Start of Dataset
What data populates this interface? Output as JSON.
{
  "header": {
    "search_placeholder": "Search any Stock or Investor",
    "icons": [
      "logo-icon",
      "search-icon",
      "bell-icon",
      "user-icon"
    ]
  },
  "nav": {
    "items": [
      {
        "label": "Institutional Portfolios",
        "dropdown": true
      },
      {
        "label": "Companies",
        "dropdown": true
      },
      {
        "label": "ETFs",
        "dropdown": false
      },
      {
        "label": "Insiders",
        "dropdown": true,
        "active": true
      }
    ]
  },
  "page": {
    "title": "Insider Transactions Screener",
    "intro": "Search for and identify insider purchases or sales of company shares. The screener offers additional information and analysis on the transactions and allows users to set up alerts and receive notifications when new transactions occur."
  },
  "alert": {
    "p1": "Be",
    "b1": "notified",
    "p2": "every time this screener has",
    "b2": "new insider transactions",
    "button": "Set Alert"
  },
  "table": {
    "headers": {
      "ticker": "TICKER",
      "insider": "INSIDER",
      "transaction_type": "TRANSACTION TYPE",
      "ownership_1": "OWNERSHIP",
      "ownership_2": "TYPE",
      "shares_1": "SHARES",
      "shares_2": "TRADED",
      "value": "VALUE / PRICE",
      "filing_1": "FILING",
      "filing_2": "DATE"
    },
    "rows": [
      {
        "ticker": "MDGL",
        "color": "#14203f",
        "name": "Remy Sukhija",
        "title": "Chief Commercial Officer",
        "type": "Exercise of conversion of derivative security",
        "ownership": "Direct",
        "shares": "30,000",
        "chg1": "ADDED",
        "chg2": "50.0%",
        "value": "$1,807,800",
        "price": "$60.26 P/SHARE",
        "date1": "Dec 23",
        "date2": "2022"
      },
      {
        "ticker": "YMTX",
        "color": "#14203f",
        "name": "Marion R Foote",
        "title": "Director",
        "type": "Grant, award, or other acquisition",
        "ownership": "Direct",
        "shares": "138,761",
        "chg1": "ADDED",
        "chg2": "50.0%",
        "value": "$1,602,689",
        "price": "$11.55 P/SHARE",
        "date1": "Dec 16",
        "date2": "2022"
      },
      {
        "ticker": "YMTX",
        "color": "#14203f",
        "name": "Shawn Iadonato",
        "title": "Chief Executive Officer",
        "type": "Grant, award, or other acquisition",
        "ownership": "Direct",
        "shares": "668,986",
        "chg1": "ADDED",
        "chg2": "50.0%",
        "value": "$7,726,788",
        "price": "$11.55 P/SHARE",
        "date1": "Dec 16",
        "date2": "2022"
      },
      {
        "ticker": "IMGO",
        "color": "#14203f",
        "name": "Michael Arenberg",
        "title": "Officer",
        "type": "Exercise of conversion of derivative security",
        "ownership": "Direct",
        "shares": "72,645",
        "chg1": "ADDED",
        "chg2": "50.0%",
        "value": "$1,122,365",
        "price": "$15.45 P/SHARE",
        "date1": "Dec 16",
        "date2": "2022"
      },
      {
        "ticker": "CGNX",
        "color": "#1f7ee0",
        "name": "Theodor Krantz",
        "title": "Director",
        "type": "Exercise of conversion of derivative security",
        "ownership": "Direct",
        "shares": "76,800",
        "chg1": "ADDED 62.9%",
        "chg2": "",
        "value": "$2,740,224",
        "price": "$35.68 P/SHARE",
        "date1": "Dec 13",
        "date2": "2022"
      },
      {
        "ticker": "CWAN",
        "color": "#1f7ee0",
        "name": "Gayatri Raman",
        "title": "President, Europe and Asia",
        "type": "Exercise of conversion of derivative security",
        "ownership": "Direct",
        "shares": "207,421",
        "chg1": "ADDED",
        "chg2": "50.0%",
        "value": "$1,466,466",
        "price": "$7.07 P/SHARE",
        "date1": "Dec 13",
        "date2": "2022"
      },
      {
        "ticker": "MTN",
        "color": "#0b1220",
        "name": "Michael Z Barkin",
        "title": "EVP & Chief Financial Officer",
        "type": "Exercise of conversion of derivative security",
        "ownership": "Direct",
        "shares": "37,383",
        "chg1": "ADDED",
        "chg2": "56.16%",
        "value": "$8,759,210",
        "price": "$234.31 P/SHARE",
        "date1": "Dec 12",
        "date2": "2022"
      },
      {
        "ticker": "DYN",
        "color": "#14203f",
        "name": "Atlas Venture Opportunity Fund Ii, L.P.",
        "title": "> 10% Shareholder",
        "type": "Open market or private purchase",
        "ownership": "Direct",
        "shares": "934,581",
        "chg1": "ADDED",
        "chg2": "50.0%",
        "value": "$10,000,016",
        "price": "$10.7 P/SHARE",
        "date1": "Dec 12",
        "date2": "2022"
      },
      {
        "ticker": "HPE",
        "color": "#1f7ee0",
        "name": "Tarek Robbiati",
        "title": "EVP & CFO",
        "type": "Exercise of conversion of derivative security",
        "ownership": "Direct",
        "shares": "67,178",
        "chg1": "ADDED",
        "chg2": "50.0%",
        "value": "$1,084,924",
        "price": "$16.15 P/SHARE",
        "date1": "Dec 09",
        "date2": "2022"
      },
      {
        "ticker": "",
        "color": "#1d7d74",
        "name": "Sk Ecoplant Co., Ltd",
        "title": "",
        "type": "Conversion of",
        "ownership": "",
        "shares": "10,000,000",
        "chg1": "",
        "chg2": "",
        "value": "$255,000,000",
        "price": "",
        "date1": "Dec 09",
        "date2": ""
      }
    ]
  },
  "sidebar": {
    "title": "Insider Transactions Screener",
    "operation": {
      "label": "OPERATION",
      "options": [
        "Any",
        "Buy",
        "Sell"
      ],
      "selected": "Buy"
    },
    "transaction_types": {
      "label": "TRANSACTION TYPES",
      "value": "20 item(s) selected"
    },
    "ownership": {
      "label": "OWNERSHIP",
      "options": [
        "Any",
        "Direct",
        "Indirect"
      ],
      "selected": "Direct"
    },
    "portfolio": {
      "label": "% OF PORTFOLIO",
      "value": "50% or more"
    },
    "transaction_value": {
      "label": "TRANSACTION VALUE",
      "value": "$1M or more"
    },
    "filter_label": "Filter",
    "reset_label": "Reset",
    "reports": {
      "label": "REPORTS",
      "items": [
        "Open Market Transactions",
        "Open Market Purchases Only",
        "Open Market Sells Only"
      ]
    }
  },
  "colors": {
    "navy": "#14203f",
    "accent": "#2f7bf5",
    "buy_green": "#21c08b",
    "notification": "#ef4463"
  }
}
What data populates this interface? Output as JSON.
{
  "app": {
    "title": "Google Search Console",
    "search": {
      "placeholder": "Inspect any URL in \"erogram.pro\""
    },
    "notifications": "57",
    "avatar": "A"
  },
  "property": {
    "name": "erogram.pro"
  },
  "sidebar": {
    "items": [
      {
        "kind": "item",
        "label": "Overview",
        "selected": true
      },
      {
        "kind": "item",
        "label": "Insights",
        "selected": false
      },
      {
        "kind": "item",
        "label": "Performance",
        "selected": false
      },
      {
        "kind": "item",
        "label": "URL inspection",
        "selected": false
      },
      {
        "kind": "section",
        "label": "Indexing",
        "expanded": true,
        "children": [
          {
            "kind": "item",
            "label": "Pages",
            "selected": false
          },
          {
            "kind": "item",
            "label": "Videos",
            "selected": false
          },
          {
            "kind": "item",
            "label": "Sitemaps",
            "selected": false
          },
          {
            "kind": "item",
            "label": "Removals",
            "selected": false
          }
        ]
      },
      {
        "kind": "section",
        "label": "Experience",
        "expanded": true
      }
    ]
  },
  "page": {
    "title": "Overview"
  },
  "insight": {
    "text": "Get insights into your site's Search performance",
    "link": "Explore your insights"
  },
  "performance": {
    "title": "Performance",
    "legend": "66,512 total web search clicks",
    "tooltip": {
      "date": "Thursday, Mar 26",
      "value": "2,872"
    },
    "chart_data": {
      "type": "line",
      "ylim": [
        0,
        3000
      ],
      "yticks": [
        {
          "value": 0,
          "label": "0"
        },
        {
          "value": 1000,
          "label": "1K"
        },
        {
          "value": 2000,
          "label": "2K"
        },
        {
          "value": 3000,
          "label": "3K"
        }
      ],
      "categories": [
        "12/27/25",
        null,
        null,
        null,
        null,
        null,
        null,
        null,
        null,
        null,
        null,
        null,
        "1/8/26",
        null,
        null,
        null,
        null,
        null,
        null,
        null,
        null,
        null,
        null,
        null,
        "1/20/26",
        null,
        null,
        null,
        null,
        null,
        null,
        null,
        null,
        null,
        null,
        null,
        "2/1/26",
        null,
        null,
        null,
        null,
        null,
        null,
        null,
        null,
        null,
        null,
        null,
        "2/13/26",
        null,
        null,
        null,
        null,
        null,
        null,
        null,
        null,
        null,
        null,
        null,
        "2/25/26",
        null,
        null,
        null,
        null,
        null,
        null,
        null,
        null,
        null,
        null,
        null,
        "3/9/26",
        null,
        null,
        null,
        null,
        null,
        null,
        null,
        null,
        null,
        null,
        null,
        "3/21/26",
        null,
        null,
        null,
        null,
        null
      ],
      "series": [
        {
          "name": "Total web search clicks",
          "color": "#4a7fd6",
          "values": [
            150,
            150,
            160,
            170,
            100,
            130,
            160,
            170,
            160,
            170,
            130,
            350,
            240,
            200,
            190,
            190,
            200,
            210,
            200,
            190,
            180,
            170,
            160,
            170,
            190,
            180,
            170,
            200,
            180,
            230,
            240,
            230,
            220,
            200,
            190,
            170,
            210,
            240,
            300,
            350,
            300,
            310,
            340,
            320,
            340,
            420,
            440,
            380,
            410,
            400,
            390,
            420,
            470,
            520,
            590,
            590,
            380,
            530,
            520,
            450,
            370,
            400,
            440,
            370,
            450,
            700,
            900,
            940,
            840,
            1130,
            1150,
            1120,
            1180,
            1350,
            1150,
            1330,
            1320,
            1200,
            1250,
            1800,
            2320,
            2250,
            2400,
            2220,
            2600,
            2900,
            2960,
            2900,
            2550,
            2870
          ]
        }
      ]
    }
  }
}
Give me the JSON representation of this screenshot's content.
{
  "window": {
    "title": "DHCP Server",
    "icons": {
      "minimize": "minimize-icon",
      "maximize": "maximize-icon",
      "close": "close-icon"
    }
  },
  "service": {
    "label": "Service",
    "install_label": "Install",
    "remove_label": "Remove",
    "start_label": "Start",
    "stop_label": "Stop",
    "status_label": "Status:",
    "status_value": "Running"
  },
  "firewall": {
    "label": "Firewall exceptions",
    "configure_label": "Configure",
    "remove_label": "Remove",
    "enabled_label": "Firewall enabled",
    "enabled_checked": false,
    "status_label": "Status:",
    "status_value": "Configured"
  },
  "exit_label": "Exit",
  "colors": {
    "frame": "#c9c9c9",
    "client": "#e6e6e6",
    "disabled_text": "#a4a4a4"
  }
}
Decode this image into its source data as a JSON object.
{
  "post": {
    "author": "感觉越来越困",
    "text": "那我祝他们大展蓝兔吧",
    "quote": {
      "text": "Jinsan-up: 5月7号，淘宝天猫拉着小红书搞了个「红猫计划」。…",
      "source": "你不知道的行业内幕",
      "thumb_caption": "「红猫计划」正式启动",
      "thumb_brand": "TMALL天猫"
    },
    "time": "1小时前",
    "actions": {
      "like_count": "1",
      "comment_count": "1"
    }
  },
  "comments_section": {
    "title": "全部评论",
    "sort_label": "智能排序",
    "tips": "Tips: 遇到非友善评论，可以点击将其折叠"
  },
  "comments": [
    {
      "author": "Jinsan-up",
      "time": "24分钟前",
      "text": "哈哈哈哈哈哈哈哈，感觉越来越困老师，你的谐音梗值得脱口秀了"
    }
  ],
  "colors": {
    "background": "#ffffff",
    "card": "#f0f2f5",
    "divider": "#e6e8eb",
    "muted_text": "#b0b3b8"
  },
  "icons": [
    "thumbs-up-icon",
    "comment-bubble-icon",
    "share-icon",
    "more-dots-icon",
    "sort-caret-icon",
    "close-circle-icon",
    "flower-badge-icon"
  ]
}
End of Dataset
Copy each line above that contains the word "JSON".

_Final answer_
What data populates this interface? Output as JSON.
What data populates this interface? Output as JSON.
Give me the JSON representation of this screenshot's content.
Decode this image into its source data as a JSON object.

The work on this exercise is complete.